#### WHAT THE TASK REQUIRES
Check each line of the data below for the word "власти", then extract the ones that have it.

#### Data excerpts

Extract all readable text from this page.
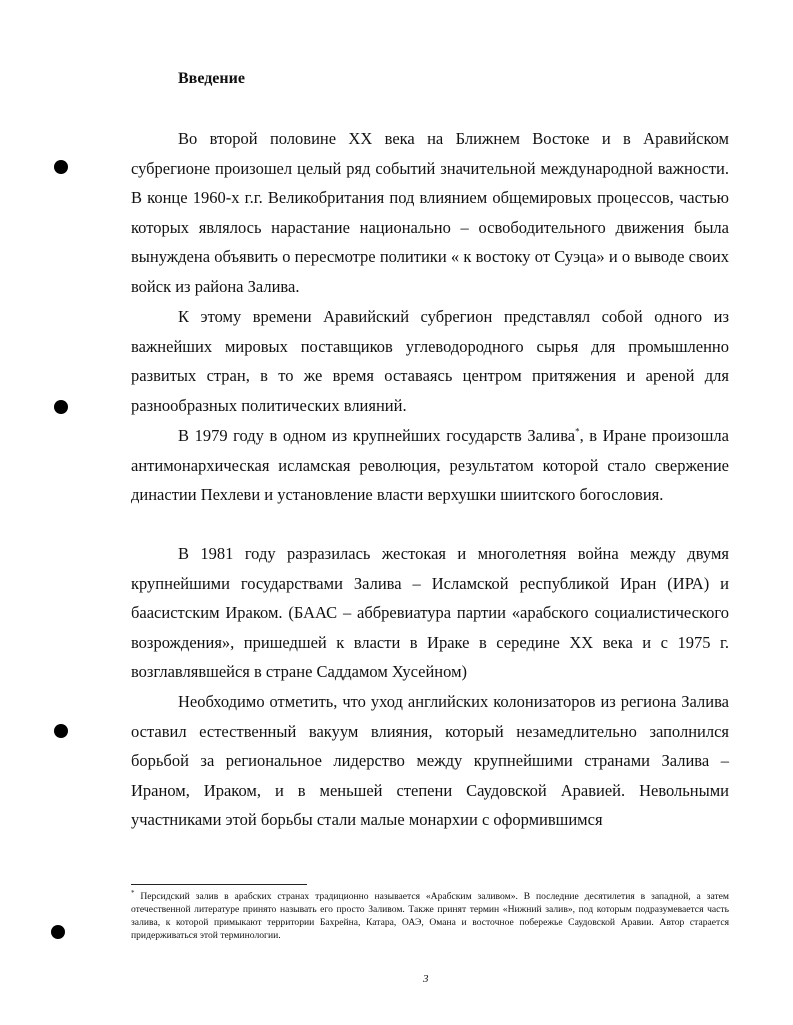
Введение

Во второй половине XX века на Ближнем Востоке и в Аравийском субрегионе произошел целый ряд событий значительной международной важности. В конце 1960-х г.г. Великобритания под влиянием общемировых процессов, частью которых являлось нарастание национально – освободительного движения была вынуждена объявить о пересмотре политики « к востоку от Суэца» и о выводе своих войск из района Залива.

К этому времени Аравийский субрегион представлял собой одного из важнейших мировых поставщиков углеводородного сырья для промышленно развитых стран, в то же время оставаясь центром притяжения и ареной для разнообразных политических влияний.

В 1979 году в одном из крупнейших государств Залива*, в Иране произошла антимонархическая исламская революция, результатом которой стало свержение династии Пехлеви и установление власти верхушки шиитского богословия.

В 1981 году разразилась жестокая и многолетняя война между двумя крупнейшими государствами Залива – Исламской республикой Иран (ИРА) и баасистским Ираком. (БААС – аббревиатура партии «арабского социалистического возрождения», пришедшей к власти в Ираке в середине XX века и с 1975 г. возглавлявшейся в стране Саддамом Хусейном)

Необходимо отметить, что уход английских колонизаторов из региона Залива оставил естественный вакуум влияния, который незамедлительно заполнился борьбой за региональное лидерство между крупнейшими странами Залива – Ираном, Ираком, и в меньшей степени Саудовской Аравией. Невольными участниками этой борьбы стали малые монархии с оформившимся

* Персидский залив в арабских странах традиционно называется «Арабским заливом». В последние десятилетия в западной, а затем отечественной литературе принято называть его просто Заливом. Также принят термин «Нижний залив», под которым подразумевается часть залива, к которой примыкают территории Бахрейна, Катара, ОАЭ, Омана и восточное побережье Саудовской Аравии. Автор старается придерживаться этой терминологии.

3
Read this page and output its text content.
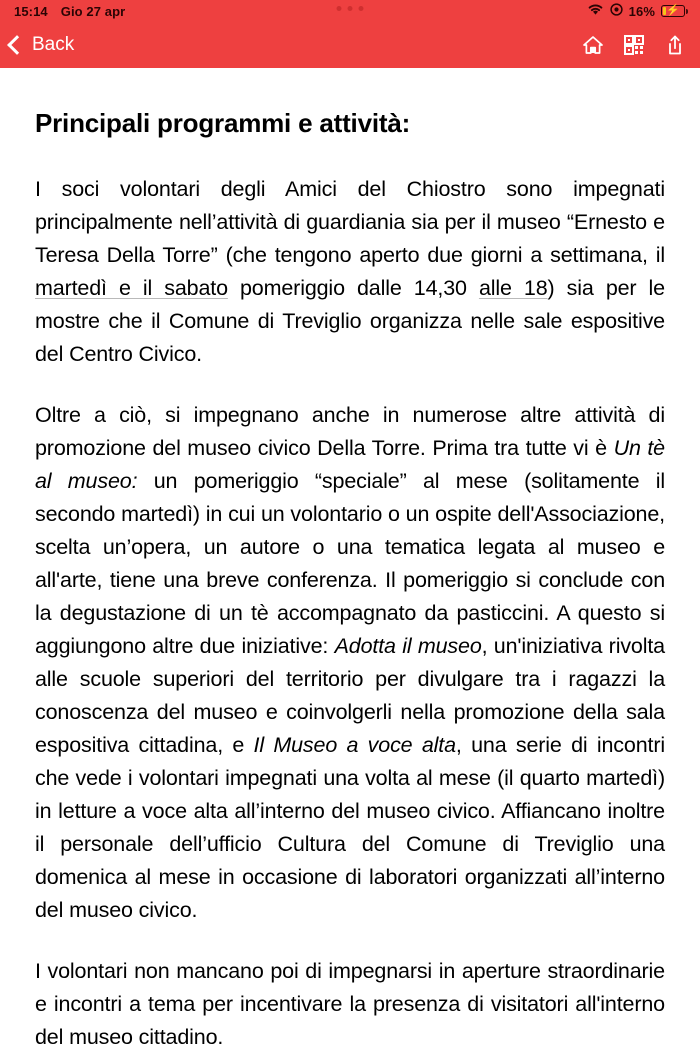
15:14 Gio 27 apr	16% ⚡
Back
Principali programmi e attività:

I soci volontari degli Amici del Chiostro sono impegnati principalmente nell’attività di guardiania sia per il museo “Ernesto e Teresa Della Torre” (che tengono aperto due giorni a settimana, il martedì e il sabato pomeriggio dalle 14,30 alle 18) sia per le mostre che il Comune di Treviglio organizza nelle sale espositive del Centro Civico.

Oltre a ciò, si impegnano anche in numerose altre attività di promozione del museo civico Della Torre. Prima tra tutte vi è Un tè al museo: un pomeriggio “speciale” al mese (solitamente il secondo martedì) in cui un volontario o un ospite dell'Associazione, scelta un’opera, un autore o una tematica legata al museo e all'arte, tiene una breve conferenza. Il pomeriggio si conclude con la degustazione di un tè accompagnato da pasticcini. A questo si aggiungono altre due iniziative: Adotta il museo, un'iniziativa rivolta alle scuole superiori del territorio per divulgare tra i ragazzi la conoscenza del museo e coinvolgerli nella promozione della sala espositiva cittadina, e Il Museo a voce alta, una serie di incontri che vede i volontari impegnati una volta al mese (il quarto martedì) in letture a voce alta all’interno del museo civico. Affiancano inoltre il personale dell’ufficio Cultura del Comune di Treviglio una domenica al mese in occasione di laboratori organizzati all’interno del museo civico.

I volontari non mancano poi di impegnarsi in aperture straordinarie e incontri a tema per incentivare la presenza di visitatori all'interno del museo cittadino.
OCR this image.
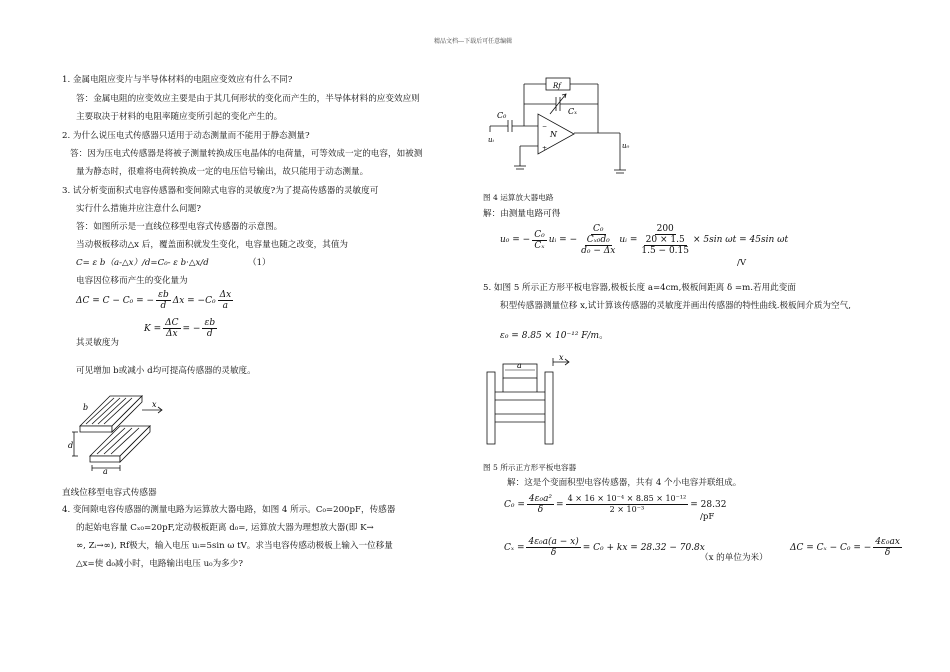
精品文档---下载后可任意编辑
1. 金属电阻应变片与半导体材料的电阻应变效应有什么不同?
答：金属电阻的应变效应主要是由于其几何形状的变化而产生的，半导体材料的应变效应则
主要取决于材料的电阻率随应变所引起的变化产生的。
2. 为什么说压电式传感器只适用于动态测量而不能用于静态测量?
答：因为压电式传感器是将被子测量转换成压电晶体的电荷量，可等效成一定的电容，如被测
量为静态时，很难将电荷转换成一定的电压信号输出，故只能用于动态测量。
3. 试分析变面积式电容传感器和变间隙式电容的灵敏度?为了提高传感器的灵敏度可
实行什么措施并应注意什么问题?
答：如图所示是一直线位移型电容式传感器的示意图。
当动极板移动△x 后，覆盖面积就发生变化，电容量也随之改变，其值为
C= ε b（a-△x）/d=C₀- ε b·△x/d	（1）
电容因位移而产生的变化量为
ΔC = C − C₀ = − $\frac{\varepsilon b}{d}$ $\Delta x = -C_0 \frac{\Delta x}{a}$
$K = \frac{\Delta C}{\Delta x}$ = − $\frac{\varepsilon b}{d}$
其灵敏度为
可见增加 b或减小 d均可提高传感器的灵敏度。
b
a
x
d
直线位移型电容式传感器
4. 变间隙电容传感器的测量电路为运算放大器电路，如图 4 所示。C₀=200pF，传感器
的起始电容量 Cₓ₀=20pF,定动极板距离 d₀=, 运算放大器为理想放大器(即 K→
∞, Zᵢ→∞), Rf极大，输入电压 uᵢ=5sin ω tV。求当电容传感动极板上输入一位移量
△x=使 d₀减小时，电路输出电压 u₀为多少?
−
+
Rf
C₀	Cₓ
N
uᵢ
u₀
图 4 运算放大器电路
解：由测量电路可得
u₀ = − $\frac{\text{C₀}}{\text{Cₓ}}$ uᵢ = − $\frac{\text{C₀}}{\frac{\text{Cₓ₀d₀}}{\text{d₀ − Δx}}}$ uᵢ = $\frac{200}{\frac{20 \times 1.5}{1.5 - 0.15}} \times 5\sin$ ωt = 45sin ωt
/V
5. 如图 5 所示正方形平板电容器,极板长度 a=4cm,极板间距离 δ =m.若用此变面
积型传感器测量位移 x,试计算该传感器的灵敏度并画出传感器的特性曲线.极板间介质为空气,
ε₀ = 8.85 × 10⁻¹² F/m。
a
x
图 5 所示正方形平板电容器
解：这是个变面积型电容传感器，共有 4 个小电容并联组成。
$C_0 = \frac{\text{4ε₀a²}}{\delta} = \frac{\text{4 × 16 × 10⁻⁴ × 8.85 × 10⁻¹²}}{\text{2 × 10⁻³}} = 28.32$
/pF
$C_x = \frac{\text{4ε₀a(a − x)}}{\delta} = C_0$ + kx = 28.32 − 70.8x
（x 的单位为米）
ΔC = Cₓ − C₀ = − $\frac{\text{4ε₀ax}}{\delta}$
* * *
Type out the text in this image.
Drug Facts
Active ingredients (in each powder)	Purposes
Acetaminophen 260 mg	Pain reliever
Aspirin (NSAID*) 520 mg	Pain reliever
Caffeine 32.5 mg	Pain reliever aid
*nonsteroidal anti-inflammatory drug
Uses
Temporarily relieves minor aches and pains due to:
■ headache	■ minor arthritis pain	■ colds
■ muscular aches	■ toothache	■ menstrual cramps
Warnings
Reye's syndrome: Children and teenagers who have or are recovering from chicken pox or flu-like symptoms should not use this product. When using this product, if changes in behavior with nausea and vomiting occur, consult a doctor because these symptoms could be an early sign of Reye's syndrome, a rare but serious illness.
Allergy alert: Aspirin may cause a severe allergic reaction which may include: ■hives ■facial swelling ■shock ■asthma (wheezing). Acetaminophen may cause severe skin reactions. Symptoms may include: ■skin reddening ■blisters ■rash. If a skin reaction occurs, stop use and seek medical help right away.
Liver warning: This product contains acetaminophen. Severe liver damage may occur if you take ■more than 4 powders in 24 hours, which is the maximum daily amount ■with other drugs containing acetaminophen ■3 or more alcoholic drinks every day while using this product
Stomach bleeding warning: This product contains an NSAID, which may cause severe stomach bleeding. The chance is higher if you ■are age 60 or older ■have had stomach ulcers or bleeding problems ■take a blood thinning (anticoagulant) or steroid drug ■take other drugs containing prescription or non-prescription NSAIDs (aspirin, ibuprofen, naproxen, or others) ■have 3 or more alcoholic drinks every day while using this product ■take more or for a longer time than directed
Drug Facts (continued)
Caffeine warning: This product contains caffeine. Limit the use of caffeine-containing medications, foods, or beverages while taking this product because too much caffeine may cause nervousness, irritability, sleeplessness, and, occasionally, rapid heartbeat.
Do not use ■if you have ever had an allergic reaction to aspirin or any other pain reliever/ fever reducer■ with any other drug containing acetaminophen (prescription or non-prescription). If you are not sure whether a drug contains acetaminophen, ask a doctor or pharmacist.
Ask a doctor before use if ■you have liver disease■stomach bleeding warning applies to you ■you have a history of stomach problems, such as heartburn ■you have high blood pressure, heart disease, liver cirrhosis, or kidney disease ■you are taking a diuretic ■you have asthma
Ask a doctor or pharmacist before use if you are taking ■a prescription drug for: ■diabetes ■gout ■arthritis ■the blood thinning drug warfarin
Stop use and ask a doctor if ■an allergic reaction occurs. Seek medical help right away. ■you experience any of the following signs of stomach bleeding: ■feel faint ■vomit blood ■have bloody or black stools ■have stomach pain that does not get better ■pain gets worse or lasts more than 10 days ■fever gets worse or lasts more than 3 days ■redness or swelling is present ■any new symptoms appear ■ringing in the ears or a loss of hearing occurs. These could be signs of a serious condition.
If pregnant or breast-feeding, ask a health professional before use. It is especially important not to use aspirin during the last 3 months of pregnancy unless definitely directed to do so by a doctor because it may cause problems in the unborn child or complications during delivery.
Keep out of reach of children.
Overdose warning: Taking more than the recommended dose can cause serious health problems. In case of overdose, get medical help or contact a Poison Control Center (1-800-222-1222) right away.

#### WRITTEN RESPONSE
В 1979 году в одном из крупнейших государств Залива*, в Иране произошла антимонархическая исламская революция, результатом которой стало свержение династии Пехлеви и установление власти верхушки шиитского богословия.
В 1981 году разразилась жестокая и многолетняя война между двумя крупнейшими государствами Залива – Исламской республикой Иран (ИРА) и баасистским Ираком. (БААС – аббревиатура партии «арабского социалистического возрождения», пришедшей к власти в Ираке в середине XX века и с 1975 г. возглавлявшейся в стране Саддамом Хусейном)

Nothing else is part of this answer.